> _DOCUMENT_:
:::::

On a rainy November morning in a large Fairmount Hotel Vancouver ballroom, CHC Helicopters vice president of safety, compliance, and flight standards Jon Hopkinson set the stage for the three-day CHC Safety and Quality Summit.
On large screens behind him, a loop video of waves rolling toward shore played as he broke down the summit’s theme, Accelerate 2025: Building Safety Momentum.
“I’d like us to pause and consider what we really mean by momentum,” Hopkinson told the more than 350 aviation industry professionals from around the world in attendance.
“The wave behind me rises and falls again and again. This is momentum pushes and pulls obstacles in its path. A wave carries momentum because it transfers energy as it travels. But did you know that some waves lack momentum? Momentum, energy, and movement are distinct concepts. Movement is a state of doing something. Momentum is moving things in a desired direction.”
Using examples from Space X, Nottingham Forest Football Club manager Brian Clough, and Boeing, he emphasized how safety is a team effort where everyone has a part to play to maintain safety momentum. Highlighting Boeing, he warned: “Without momentum, we fall backwards.”

:::::

> _DATA SHOWN_:
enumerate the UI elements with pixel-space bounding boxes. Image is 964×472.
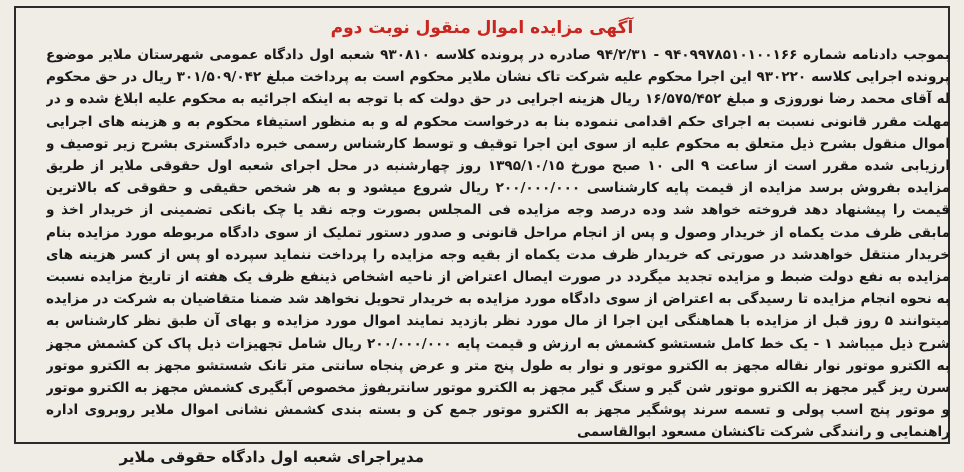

:::::

> _REQUIRED ACTIONS_:
1 > According to the summit article, what was the theme of the event?
2 > Do these statements agree with the summit article? Answer yes or no for each, and quote the deciding words. (a) The summit lasted three days. (b) The video behind Hopkinson showed a rocket launch. (c) Hopkinson said momentum and movement are the same concept.
3 > Please extract the passage of the summit article starting at "On a rainy November" and ending at "and Quality Summit.".

> _OUTPUTS IN ORDER_:
1 > Accelerate 2025: Building Safety Momentum.

2 >
(a) Yes: "the three-day CHC Safety and Quality Summit"
(b) No: "a loop video of waves rolling toward shore"
(c) No: "Momentum, energy, and movement are distinct concepts."

3 >
On a rainy November morning in a large Fairmount Hotel Vancouver ballroom, CHC Helicopters vice president of safety, compliance, and flight standards Jon Hopkinson set the stage for the three-day CHC Safety and Quality Summit.